■ **TASK GOAL**
Within the listing below, locate all lines containing the word "true". Copy each one.

☆ ☆ ☆ ☆ ☆ ☆ ☆

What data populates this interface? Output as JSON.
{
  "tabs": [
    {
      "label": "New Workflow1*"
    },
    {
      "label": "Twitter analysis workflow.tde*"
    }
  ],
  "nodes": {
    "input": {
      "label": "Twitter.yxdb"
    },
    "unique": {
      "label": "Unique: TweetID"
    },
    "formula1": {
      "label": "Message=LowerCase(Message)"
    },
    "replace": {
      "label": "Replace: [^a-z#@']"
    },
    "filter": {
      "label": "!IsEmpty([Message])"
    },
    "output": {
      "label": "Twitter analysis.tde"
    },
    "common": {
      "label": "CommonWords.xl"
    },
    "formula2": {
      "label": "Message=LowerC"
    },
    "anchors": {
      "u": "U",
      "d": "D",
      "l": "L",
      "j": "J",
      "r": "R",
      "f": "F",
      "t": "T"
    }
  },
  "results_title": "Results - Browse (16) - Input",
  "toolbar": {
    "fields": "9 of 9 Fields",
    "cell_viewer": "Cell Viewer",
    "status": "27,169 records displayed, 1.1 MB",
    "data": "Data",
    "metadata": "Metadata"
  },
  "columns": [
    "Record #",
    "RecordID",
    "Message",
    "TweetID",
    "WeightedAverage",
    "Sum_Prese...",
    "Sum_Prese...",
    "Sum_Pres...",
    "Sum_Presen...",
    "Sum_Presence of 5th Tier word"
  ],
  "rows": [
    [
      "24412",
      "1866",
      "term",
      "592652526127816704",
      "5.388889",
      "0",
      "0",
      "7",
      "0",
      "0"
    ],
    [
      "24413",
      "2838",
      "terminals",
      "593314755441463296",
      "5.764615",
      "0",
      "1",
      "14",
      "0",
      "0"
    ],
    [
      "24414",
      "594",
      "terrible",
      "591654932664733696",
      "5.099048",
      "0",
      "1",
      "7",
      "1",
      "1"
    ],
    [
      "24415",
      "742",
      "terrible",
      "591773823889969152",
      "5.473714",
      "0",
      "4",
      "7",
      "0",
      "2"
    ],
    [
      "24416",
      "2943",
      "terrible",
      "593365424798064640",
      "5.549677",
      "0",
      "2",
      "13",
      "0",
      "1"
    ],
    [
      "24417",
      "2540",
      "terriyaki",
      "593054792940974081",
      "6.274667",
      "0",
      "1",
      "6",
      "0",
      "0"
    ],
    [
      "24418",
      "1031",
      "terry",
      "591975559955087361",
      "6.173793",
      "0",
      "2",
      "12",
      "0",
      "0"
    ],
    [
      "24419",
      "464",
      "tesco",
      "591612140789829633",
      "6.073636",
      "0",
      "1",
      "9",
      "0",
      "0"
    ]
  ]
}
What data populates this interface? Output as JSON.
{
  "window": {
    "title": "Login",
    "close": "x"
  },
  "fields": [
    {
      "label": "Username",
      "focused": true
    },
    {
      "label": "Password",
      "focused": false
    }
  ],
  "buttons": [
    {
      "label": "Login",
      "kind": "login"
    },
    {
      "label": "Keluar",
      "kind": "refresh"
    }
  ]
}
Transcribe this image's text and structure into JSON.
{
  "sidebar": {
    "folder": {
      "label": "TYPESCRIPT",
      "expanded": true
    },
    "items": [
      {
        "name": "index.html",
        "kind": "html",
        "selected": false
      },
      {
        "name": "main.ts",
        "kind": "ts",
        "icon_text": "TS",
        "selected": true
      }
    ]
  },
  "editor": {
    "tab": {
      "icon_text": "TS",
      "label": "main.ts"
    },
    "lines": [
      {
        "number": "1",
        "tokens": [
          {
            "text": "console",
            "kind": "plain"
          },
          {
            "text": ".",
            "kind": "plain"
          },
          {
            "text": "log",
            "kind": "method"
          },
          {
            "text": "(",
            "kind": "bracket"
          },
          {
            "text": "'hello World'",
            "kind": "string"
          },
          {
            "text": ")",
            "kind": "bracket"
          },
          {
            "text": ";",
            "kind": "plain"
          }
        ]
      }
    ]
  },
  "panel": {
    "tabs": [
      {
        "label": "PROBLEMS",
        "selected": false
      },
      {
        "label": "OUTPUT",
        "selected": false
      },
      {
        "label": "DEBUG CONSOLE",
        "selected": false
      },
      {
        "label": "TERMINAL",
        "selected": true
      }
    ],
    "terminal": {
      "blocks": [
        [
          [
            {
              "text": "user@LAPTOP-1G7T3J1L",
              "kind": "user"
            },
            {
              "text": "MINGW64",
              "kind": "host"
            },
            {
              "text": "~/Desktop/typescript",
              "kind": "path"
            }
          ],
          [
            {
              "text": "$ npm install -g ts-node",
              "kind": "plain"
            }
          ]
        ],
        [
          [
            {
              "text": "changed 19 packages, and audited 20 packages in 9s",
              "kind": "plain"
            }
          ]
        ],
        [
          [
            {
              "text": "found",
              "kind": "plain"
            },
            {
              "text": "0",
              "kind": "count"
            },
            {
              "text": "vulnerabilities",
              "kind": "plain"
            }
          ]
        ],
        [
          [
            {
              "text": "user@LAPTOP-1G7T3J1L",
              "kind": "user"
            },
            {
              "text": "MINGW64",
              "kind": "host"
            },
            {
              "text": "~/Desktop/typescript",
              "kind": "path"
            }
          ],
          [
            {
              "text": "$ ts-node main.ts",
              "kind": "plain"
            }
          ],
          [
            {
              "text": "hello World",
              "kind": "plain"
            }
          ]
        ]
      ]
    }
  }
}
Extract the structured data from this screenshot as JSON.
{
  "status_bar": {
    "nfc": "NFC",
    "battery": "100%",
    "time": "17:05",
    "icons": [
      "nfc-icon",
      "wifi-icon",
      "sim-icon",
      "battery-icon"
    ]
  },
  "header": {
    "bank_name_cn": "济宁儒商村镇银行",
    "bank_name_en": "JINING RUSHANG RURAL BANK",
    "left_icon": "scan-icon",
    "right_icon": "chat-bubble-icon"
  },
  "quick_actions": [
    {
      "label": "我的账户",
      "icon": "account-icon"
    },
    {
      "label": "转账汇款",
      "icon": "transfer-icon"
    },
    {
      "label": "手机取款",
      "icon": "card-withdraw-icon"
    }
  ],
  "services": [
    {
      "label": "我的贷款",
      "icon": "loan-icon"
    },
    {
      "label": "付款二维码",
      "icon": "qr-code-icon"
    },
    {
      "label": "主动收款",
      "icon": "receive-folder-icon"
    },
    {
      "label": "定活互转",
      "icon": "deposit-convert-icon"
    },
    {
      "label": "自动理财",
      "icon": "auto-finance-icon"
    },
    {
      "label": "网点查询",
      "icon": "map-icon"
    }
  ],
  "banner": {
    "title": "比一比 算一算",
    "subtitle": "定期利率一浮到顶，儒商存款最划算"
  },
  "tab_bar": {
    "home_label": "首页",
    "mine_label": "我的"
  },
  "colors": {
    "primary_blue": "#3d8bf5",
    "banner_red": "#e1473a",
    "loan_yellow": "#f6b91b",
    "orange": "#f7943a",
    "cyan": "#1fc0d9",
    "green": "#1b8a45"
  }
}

☆ ☆ ☆ ☆ ☆ ☆ ☆

■ **WORKED SOLUTION**
      "focused": true
      "expanded": true
        "selected": true
        "selected": true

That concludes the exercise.